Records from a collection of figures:
===

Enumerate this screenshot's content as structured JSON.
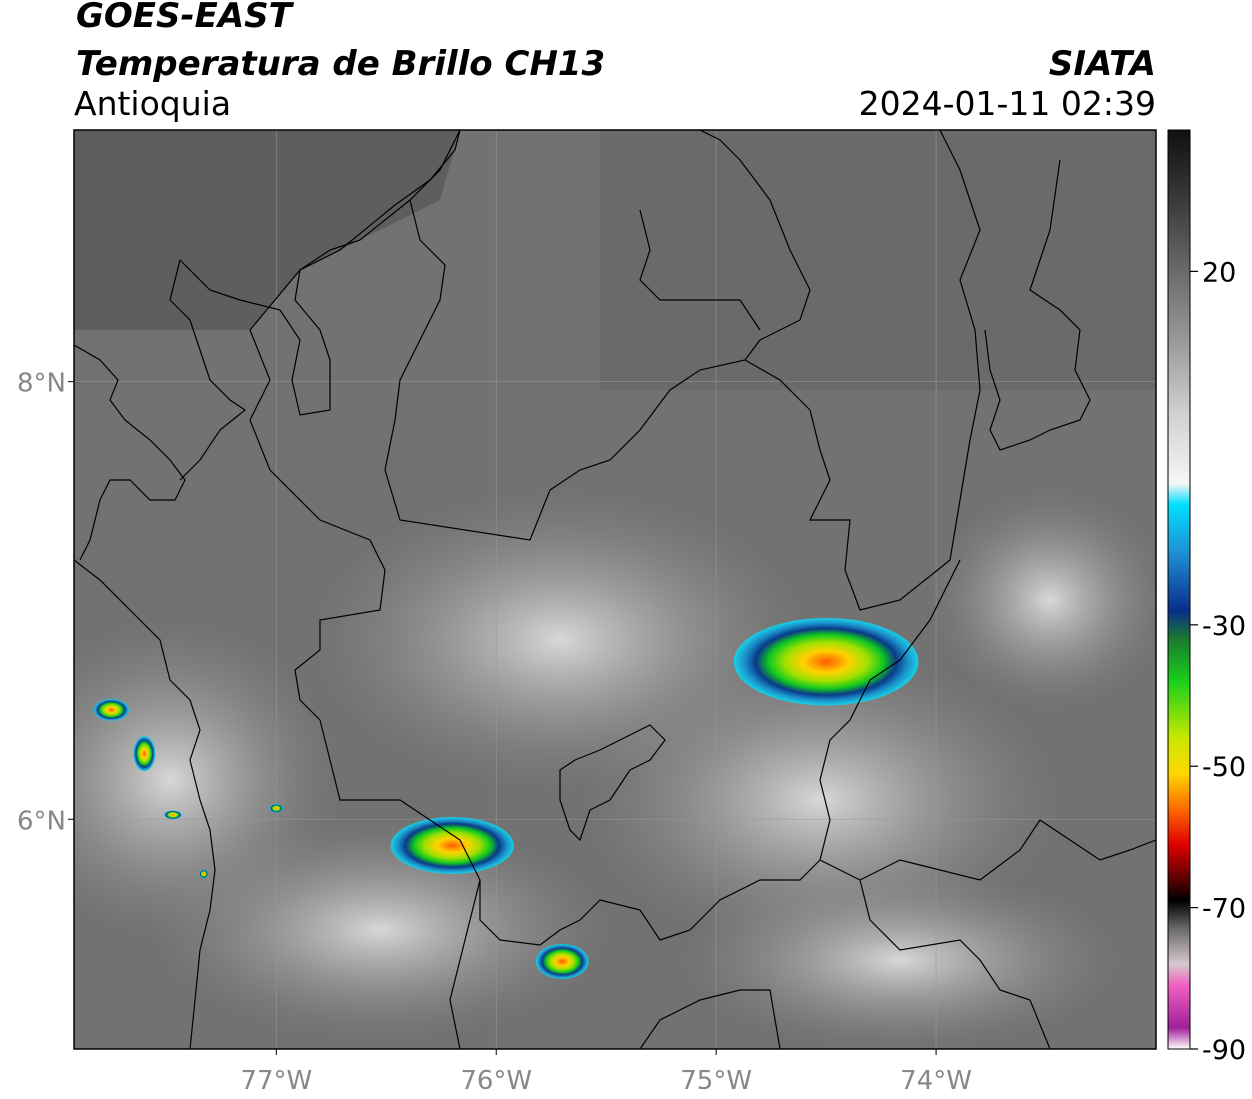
{
  "header": {
    "satellite": "GOES-EAST",
    "product": "Temperatura de Brillo CH13",
    "region": "Antioquia",
    "organization": "SIATA",
    "datetime": "2024-01-11 02:39"
  },
  "map": {
    "lon_range": [
      -77.92,
      -73.0
    ],
    "lat_range": [
      4.95,
      9.15
    ],
    "graticule_lons": [
      -77,
      -76,
      -75,
      -74
    ],
    "graticule_lats": [
      8,
      6
    ],
    "lon_labels": [
      "77°W",
      "76°W",
      "75°W",
      "74°W"
    ],
    "lat_labels": [
      "8°N",
      "6°N"
    ],
    "colors": {
      "background_gray": "#6e6e6e",
      "border_line": "#000000",
      "graticule": "#9a9a9a"
    },
    "storm_cells": [
      {
        "lon": -74.5,
        "lat": 6.72,
        "rx": 0.42,
        "ry": 0.2
      },
      {
        "lon": -76.2,
        "lat": 5.88,
        "rx": 0.28,
        "ry": 0.13
      },
      {
        "lon": -75.7,
        "lat": 5.35,
        "rx": 0.12,
        "ry": 0.08
      },
      {
        "lon": -77.75,
        "lat": 6.5,
        "rx": 0.08,
        "ry": 0.05
      },
      {
        "lon": -77.6,
        "lat": 6.3,
        "rx": 0.05,
        "ry": 0.08
      },
      {
        "lon": -77.47,
        "lat": 6.02,
        "rx": 0.04,
        "ry": 0.02
      },
      {
        "lon": -77.0,
        "lat": 6.05,
        "rx": 0.03,
        "ry": 0.02
      },
      {
        "lon": -77.33,
        "lat": 5.75,
        "rx": 0.02,
        "ry": 0.02
      }
    ]
  },
  "colorbar": {
    "ticks": [
      {
        "value": 20,
        "label": "20"
      },
      {
        "value": -30,
        "label": "-30"
      },
      {
        "value": -50,
        "label": "-50"
      },
      {
        "value": -70,
        "label": "-70"
      },
      {
        "value": -90,
        "label": "-90"
      }
    ],
    "stops": [
      {
        "value": 40,
        "color": "#101010"
      },
      {
        "value": 30,
        "color": "#3a3a3a"
      },
      {
        "value": 20,
        "color": "#6a6a6a"
      },
      {
        "value": 10,
        "color": "#9a9a9a"
      },
      {
        "value": 0,
        "color": "#d0d0d0"
      },
      {
        "value": -10,
        "color": "#f6f6f6"
      },
      {
        "value": -13,
        "color": "#00e0ff"
      },
      {
        "value": -20,
        "color": "#1f8ed0"
      },
      {
        "value": -28,
        "color": "#0a2e8a"
      },
      {
        "value": -32,
        "color": "#1a7a30"
      },
      {
        "value": -38,
        "color": "#1ad01a"
      },
      {
        "value": -46,
        "color": "#c8e800"
      },
      {
        "value": -51,
        "color": "#ffd800"
      },
      {
        "value": -56,
        "color": "#ff6a00"
      },
      {
        "value": -61,
        "color": "#e00000"
      },
      {
        "value": -66,
        "color": "#5a0000"
      },
      {
        "value": -69,
        "color": "#000000"
      },
      {
        "value": -73,
        "color": "#6a6a6a"
      },
      {
        "value": -78,
        "color": "#d8c8d0"
      },
      {
        "value": -81,
        "color": "#f060c0"
      },
      {
        "value": -87,
        "color": "#a0209a"
      },
      {
        "value": -90,
        "color": "#ffffff"
      }
    ]
  }
}
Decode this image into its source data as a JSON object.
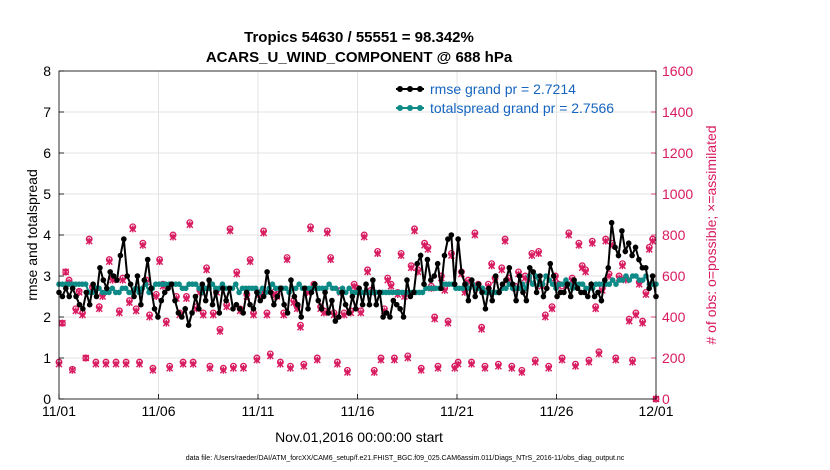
{
  "chart_data": {
    "type": "line",
    "title_line1": "Tropics 54630 / 55551 = 98.342%",
    "title_line2": "ACARS_U_WIND_COMPONENT @ 688 hPa",
    "xlabel": "Nov.01,2016 00:00:00 start",
    "ylabel_left": "rmse and totalspread",
    "ylabel_right": "# of obs: o=possible; ×=assimilated",
    "footnote": "data file: /Users/raeder/DAI/ATM_forcXX/CAM6_setup/f.e21.FHIST_BGC.f09_025.CAM6assim.011/Diags_NTrS_2016-11/obs_diag_output.nc",
    "xlim": [
      0,
      30
    ],
    "ylim_left": [
      0,
      8
    ],
    "ylim_right": [
      0,
      1600
    ],
    "x_ticks": [
      0,
      5,
      10,
      15,
      20,
      25,
      30
    ],
    "x_tick_labels": [
      "11/01",
      "11/06",
      "11/11",
      "11/16",
      "11/21",
      "11/26",
      "12/01"
    ],
    "y_left_ticks": [
      "0",
      "1",
      "2",
      "3",
      "4",
      "5",
      "6",
      "7",
      "8"
    ],
    "y_right_ticks": [
      "0",
      "200",
      "400",
      "600",
      "800",
      "1000",
      "1200",
      "1400",
      "1600"
    ],
    "grid": true,
    "legend_position": "top-right",
    "colors": {
      "rmse": "#000000",
      "spread": "#0e8a87",
      "obs": "#d81b60"
    },
    "series": [
      {
        "name": "rmse grand pr = 2.7214",
        "axis": "left",
        "marker": "circle",
        "values": [
          2.6,
          2.5,
          2.7,
          2.5,
          2.7,
          2.5,
          2.3,
          2.2,
          2.6,
          2.3,
          2.8,
          2.5,
          3.2,
          2.9,
          2.7,
          3.1,
          3.0,
          2.9,
          3.5,
          3.9,
          3.0,
          2.8,
          2.5,
          3.0,
          2.3,
          2.9,
          3.4,
          2.7,
          2.2,
          2.0,
          2.4,
          2.6,
          2.7,
          2.8,
          2.4,
          2.1,
          2.0,
          2.2,
          1.8,
          2.1,
          2.5,
          2.2,
          2.8,
          2.4,
          2.9,
          2.3,
          2.6,
          2.1,
          2.7,
          2.4,
          2.7,
          2.2,
          2.3,
          2.2,
          2.1,
          2.6,
          2.3,
          2.2,
          2.6,
          2.4,
          2.5,
          3.1,
          2.6,
          2.3,
          2.5,
          2.7,
          2.3,
          2.1,
          2.9,
          2.5,
          2.3,
          2.0,
          2.7,
          2.2,
          2.6,
          2.8,
          2.4,
          2.2,
          2.6,
          2.1,
          2.4,
          1.9,
          2.0,
          2.6,
          2.3,
          2.1,
          2.5,
          2.2,
          2.7,
          2.3,
          2.8,
          2.3,
          2.9,
          2.3,
          2.6,
          2.0,
          2.1,
          2.0,
          2.4,
          2.3,
          2.2,
          2.0,
          2.9,
          2.5,
          2.6,
          3.3,
          3.5,
          2.8,
          3.4,
          2.9,
          3.0,
          3.3,
          2.7,
          3.5,
          3.9,
          4.0,
          2.8,
          3.9,
          3.1,
          2.8,
          2.4,
          2.9,
          2.5,
          2.8,
          2.6,
          2.2,
          2.7,
          2.4,
          3.0,
          2.6,
          2.8,
          2.9,
          3.2,
          2.8,
          2.4,
          3.0,
          2.6,
          2.4,
          3.2,
          3.1,
          2.6,
          3.0,
          2.5,
          2.7,
          3.3,
          3.0,
          2.5,
          2.6,
          2.6,
          2.8,
          2.5,
          2.9,
          2.7,
          2.6,
          2.6,
          2.5,
          2.8,
          2.5,
          2.6,
          2.4,
          2.9,
          3.2,
          4.3,
          3.7,
          3.5,
          4.1,
          3.6,
          3.8,
          3.5,
          3.7,
          3.4,
          3.2,
          3.2,
          2.7,
          3.0,
          2.5
        ]
      },
      {
        "name": "totalspread grand pr = 2.7566",
        "axis": "left",
        "marker": "circle",
        "values": [
          2.8,
          2.8,
          2.8,
          2.8,
          2.8,
          2.8,
          2.8,
          2.8,
          2.8,
          2.6,
          2.6,
          2.7,
          2.7,
          2.6,
          2.6,
          2.6,
          2.7,
          2.6,
          2.6,
          2.7,
          2.7,
          2.6,
          2.6,
          2.7,
          2.6,
          2.7,
          2.8,
          2.6,
          2.7,
          2.8,
          2.8,
          2.8,
          2.8,
          2.8,
          2.8,
          2.8,
          2.8,
          2.7,
          2.7,
          2.8,
          2.8,
          2.8,
          2.7,
          2.6,
          2.7,
          2.7,
          2.8,
          2.7,
          2.7,
          2.8,
          2.7,
          2.7,
          2.7,
          2.8,
          2.6,
          2.7,
          2.7,
          2.7,
          2.7,
          2.7,
          2.6,
          2.7,
          2.6,
          2.7,
          2.8,
          2.7,
          2.7,
          2.7,
          2.7,
          2.6,
          2.7,
          2.7,
          2.8,
          2.7,
          2.7,
          2.7,
          2.7,
          2.7,
          2.7,
          2.7,
          2.7,
          2.8,
          2.7,
          2.7,
          2.6,
          2.7,
          2.6,
          2.7,
          2.6,
          2.6,
          2.6,
          2.6,
          2.6,
          2.6,
          2.6,
          2.6,
          2.6,
          2.6,
          2.6,
          2.6,
          2.6,
          2.6,
          2.6,
          2.6,
          2.6,
          2.6,
          2.6,
          2.6,
          2.6,
          2.6,
          2.7,
          2.7,
          2.7,
          2.7,
          2.7,
          2.8,
          2.8,
          2.8,
          2.8,
          2.7,
          2.7,
          2.7,
          2.8,
          2.7,
          2.8,
          2.7,
          2.7,
          2.7,
          2.6,
          2.6,
          2.6,
          2.6,
          2.6,
          2.7,
          2.7,
          2.8,
          2.7,
          2.7,
          2.7,
          2.8,
          2.7,
          3.0,
          2.8,
          3.0,
          2.8,
          2.8,
          3.0,
          2.9,
          2.8,
          2.7,
          2.8,
          2.8,
          2.9,
          2.8,
          2.7,
          2.8,
          2.8,
          2.8,
          2.7,
          2.7,
          2.7,
          2.8,
          2.8,
          2.8,
          2.8,
          2.8,
          2.9,
          2.8,
          2.9,
          2.9,
          3.0,
          2.9,
          3.0,
          3.0,
          2.9,
          2.9,
          3.0,
          2.8,
          2.8,
          2.8
        ]
      },
      {
        "name": "possible",
        "axis": "right",
        "marker": "o",
        "values": [
          180,
          370,
          620,
          580,
          145,
          440,
          525,
          420,
          200,
          780,
          545,
          180,
          450,
          510,
          180,
          680,
          590,
          180,
          430,
          590,
          180,
          480,
          840,
          440,
          180,
          760,
          580,
          410,
          150,
          510,
          680,
          560,
          380,
          160,
          800,
          500,
          420,
          180,
          500,
          860,
          180,
          450,
          530,
          420,
          640,
          160,
          420,
          530,
          340,
          150,
          460,
          830,
          160,
          620,
          440,
          160,
          510,
          680,
          420,
          200,
          520,
          820,
          420,
          220,
          520,
          510,
          180,
          420,
          690,
          160,
          480,
          450,
          360,
          170,
          530,
          840,
          560,
          200,
          450,
          430,
          820,
          690,
          420,
          180,
          530,
          420,
          140,
          430,
          560,
          540,
          430,
          800,
          630,
          530,
          140,
          720,
          200,
          440,
          590,
          560,
          200,
          520,
          710,
          510,
          210,
          650,
          830,
          630,
          150,
          760,
          740,
          550,
          400,
          160,
          600,
          540,
          380,
          710,
          160,
          180,
          620,
          530,
          580,
          180,
          810,
          560,
          350,
          160,
          560,
          660,
          590,
          170,
          640,
          780,
          590,
          160,
          550,
          620,
          140,
          600,
          590,
          710,
          190,
          720,
          560,
          410,
          160,
          450,
          600,
          560,
          200,
          560,
          810,
          590,
          170,
          760,
          650,
          630,
          190,
          770,
          450,
          230,
          540,
          780,
          610,
          760,
          200,
          600,
          660,
          590,
          390,
          190,
          420,
          570,
          380,
          520,
          740,
          780,
          0
        ]
      },
      {
        "name": "assimilated",
        "axis": "right",
        "marker": "x",
        "values": [
          170,
          370,
          620,
          570,
          140,
          430,
          520,
          410,
          200,
          770,
          540,
          170,
          440,
          500,
          170,
          670,
          580,
          170,
          420,
          580,
          170,
          470,
          830,
          430,
          170,
          750,
          570,
          400,
          140,
          500,
          670,
          550,
          370,
          150,
          790,
          490,
          410,
          170,
          490,
          850,
          170,
          440,
          520,
          410,
          630,
          150,
          410,
          520,
          330,
          140,
          450,
          820,
          150,
          610,
          430,
          150,
          500,
          670,
          410,
          190,
          510,
          810,
          410,
          210,
          510,
          500,
          170,
          410,
          680,
          150,
          470,
          440,
          350,
          160,
          520,
          830,
          550,
          190,
          440,
          420,
          810,
          680,
          410,
          170,
          520,
          410,
          130,
          420,
          550,
          530,
          420,
          790,
          620,
          520,
          130,
          710,
          190,
          430,
          580,
          550,
          190,
          510,
          700,
          500,
          200,
          640,
          820,
          620,
          140,
          750,
          730,
          540,
          390,
          150,
          590,
          530,
          370,
          700,
          150,
          170,
          610,
          520,
          570,
          170,
          800,
          550,
          340,
          150,
          550,
          650,
          580,
          160,
          630,
          770,
          580,
          150,
          540,
          610,
          130,
          590,
          580,
          700,
          180,
          710,
          550,
          400,
          150,
          440,
          590,
          550,
          190,
          550,
          800,
          580,
          160,
          750,
          640,
          620,
          180,
          760,
          440,
          220,
          530,
          770,
          600,
          750,
          190,
          590,
          650,
          580,
          380,
          180,
          410,
          560,
          370,
          510,
          730,
          770,
          0
        ]
      }
    ]
  }
}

===

Task statement - For each line of the entries that includes "assimilated", show that line.

Result of this exercise -
    "ylabel_right": "# of obs: o=possible; ×=assimilated",
        "name": "assimilated",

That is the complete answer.